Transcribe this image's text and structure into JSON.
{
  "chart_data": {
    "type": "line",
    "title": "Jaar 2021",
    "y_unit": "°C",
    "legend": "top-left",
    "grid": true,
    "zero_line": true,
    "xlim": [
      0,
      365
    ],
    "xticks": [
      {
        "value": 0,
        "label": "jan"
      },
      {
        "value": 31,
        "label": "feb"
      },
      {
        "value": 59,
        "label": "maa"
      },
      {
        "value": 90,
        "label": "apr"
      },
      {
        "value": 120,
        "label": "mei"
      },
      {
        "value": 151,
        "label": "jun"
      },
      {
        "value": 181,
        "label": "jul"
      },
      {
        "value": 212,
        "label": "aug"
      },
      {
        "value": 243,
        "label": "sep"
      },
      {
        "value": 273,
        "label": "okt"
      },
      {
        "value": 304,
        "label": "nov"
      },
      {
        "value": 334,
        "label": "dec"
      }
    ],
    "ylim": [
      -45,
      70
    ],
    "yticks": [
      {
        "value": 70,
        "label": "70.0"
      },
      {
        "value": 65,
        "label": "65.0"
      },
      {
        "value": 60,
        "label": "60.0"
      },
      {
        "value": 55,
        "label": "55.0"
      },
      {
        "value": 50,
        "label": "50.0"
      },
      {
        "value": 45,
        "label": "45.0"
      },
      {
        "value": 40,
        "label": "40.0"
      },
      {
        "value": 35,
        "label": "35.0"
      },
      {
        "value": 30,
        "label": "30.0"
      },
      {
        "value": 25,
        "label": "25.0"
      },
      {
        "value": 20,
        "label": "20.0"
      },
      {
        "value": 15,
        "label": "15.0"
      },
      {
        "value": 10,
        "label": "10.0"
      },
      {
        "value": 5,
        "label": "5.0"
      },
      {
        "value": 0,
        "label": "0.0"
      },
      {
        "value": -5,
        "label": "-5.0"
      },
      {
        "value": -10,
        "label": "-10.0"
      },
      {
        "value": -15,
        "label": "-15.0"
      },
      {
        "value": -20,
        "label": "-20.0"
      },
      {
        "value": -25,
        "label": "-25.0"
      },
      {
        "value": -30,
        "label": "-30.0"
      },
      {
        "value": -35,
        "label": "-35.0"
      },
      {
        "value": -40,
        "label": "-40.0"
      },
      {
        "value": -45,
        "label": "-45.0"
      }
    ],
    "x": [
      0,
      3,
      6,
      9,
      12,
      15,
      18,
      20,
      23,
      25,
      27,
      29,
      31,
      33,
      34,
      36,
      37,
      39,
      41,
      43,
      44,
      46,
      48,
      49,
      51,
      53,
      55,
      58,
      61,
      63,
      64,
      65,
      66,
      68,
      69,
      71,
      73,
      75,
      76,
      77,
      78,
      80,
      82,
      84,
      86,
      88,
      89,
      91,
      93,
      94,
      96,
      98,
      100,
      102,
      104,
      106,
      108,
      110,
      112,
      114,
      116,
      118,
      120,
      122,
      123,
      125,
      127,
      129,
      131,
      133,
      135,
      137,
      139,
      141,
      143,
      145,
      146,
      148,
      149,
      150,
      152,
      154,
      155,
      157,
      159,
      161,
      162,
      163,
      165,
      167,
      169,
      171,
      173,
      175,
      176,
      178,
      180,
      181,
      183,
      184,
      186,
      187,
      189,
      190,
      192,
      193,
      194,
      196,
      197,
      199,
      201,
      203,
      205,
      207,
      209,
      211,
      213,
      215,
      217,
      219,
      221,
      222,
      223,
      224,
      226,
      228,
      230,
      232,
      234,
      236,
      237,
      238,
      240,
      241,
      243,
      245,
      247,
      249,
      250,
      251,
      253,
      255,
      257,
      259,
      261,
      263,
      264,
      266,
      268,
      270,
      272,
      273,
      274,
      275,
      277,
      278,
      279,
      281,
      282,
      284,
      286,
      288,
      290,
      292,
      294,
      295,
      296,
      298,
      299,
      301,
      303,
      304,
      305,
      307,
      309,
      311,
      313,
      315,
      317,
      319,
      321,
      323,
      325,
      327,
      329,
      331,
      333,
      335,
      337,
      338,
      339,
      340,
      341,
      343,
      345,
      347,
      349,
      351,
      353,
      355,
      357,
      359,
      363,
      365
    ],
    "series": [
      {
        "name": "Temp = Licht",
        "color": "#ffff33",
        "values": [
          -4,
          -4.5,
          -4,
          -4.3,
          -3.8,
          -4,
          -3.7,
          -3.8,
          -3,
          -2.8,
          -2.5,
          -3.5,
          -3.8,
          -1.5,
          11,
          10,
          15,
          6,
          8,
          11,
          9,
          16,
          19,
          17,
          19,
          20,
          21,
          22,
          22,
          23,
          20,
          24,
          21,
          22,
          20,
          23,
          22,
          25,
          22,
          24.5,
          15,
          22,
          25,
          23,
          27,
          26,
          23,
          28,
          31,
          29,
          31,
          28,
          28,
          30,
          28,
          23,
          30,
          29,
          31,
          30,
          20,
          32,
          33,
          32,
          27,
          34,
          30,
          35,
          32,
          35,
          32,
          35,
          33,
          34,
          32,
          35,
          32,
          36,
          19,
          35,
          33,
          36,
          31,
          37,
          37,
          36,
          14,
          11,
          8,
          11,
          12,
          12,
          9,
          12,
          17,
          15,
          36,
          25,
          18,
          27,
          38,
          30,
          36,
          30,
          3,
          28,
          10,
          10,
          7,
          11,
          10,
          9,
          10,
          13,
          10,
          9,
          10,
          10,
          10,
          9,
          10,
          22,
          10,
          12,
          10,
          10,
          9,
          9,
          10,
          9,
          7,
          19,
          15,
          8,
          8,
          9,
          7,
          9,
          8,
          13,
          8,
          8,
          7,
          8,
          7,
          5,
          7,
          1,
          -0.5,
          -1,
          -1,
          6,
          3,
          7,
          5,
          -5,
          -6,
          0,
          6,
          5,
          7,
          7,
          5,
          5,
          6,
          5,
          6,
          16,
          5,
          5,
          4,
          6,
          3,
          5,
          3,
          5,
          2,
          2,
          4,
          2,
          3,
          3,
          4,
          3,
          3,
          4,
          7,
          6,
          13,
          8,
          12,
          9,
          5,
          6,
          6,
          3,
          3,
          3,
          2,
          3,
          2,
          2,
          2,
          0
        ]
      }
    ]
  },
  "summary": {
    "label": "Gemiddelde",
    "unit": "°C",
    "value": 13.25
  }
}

******

SHORT EXERCISE |
Recopy the entries above in their entirety, exactly.

THE RESULT |
Transcribe this image's text and structure into JSON.
{
  "chart_data": {
    "type": "line",
    "title": "Jaar 2021",
    "y_unit": "°C",
    "legend": "top-left",
    "grid": true,
    "zero_line": true,
    "xlim": [
      0,
      365
    ],
    "xticks": [
      {
        "value": 0,
        "label": "jan"
      },
      {
        "value": 31,
        "label": "feb"
      },
      {
        "value": 59,
        "label": "maa"
      },
      {
        "value": 90,
        "label": "apr"
      },
      {
        "value": 120,
        "label": "mei"
      },
      {
        "value": 151,
        "label": "jun"
      },
      {
        "value": 181,
        "label": "jul"
      },
      {
        "value": 212,
        "label": "aug"
      },
      {
        "value": 243,
        "label": "sep"
      },
      {
        "value": 273,
        "label": "okt"
      },
      {
        "value": 304,
        "label": "nov"
      },
      {
        "value": 334,
        "label": "dec"
      }
    ],
    "ylim": [
      -45,
      70
    ],
    "yticks": [
      {
        "value": 70,
        "label": "70.0"
      },
      {
        "value": 65,
        "label": "65.0"
      },
      {
        "value": 60,
        "label": "60.0"
      },
      {
        "value": 55,
        "label": "55.0"
      },
      {
        "value": 50,
        "label": "50.0"
      },
      {
        "value": 45,
        "label": "45.0"
      },
      {
        "value": 40,
        "label": "40.0"
      },
      {
        "value": 35,
        "label": "35.0"
      },
      {
        "value": 30,
        "label": "30.0"
      },
      {
        "value": 25,
        "label": "25.0"
      },
      {
        "value": 20,
        "label": "20.0"
      },
      {
        "value": 15,
        "label": "15.0"
      },
      {
        "value": 10,
        "label": "10.0"
      },
      {
        "value": 5,
        "label": "5.0"
      },
      {
        "value": 0,
        "label": "0.0"
      },
      {
        "value": -5,
        "label": "-5.0"
      },
      {
        "value": -10,
        "label": "-10.0"
      },
      {
        "value": -15,
        "label": "-15.0"
      },
      {
        "value": -20,
        "label": "-20.0"
      },
      {
        "value": -25,
        "label": "-25.0"
      },
      {
        "value": -30,
        "label": "-30.0"
      },
      {
        "value": -35,
        "label": "-35.0"
      },
      {
        "value": -40,
        "label": "-40.0"
      },
      {
        "value": -45,
        "label": "-45.0"
      }
    ],
    "x": [
      0,
      3,
      6,
      9,
      12,
      15,
      18,
      20,
      23,
      25,
      27,
      29,
      31,
      33,
      34,
      36,
      37,
      39,
      41,
      43,
      44,
      46,
      48,
      49,
      51,
      53,
      55,
      58,
      61,
      63,
      64,
      65,
      66,
      68,
      69,
      71,
      73,
      75,
      76,
      77,
      78,
      80,
      82,
      84,
      86,
      88,
      89,
      91,
      93,
      94,
      96,
      98,
      100,
      102,
      104,
      106,
      108,
      110,
      112,
      114,
      116,
      118,
      120,
      122,
      123,
      125,
      127,
      129,
      131,
      133,
      135,
      137,
      139,
      141,
      143,
      145,
      146,
      148,
      149,
      150,
      152,
      154,
      155,
      157,
      159,
      161,
      162,
      163,
      165,
      167,
      169,
      171,
      173,
      175,
      176,
      178,
      180,
      181,
      183,
      184,
      186,
      187,
      189,
      190,
      192,
      193,
      194,
      196,
      197,
      199,
      201,
      203,
      205,
      207,
      209,
      211,
      213,
      215,
      217,
      219,
      221,
      222,
      223,
      224,
      226,
      228,
      230,
      232,
      234,
      236,
      237,
      238,
      240,
      241,
      243,
      245,
      247,
      249,
      250,
      251,
      253,
      255,
      257,
      259,
      261,
      263,
      264,
      266,
      268,
      270,
      272,
      273,
      274,
      275,
      277,
      278,
      279,
      281,
      282,
      284,
      286,
      288,
      290,
      292,
      294,
      295,
      296,
      298,
      299,
      301,
      303,
      304,
      305,
      307,
      309,
      311,
      313,
      315,
      317,
      319,
      321,
      323,
      325,
      327,
      329,
      331,
      333,
      335,
      337,
      338,
      339,
      340,
      341,
      343,
      345,
      347,
      349,
      351,
      353,
      355,
      357,
      359,
      363,
      365
    ],
    "series": [
      {
        "name": "Temp = Licht",
        "color": "#ffff33",
        "values": [
          -4,
          -4.5,
          -4,
          -4.3,
          -3.8,
          -4,
          -3.7,
          -3.8,
          -3,
          -2.8,
          -2.5,
          -3.5,
          -3.8,
          -1.5,
          11,
          10,
          15,
          6,
          8,
          11,
          9,
          16,
          19,
          17,
          19,
          20,
          21,
          22,
          22,
          23,
          20,
          24,
          21,
          22,
          20,
          23,
          22,
          25,
          22,
          24.5,
          15,
          22,
          25,
          23,
          27,
          26,
          23,
          28,
          31,
          29,
          31,
          28,
          28,
          30,
          28,
          23,
          30,
          29,
          31,
          30,
          20,
          32,
          33,
          32,
          27,
          34,
          30,
          35,
          32,
          35,
          32,
          35,
          33,
          34,
          32,
          35,
          32,
          36,
          19,
          35,
          33,
          36,
          31,
          37,
          37,
          36,
          14,
          11,
          8,
          11,
          12,
          12,
          9,
          12,
          17,
          15,
          36,
          25,
          18,
          27,
          38,
          30,
          36,
          30,
          3,
          28,
          10,
          10,
          7,
          11,
          10,
          9,
          10,
          13,
          10,
          9,
          10,
          10,
          10,
          9,
          10,
          22,
          10,
          12,
          10,
          10,
          9,
          9,
          10,
          9,
          7,
          19,
          15,
          8,
          8,
          9,
          7,
          9,
          8,
          13,
          8,
          8,
          7,
          8,
          7,
          5,
          7,
          1,
          -0.5,
          -1,
          -1,
          6,
          3,
          7,
          5,
          -5,
          -6,
          0,
          6,
          5,
          7,
          7,
          5,
          5,
          6,
          5,
          6,
          16,
          5,
          5,
          4,
          6,
          3,
          5,
          3,
          5,
          2,
          2,
          4,
          2,
          3,
          3,
          4,
          3,
          3,
          4,
          7,
          6,
          13,
          8,
          12,
          9,
          5,
          6,
          6,
          3,
          3,
          3,
          2,
          3,
          2,
          2,
          2,
          0
        ]
      }
    ]
  },
  "summary": {
    "label": "Gemiddelde",
    "unit": "°C",
    "value": 13.25
  }
}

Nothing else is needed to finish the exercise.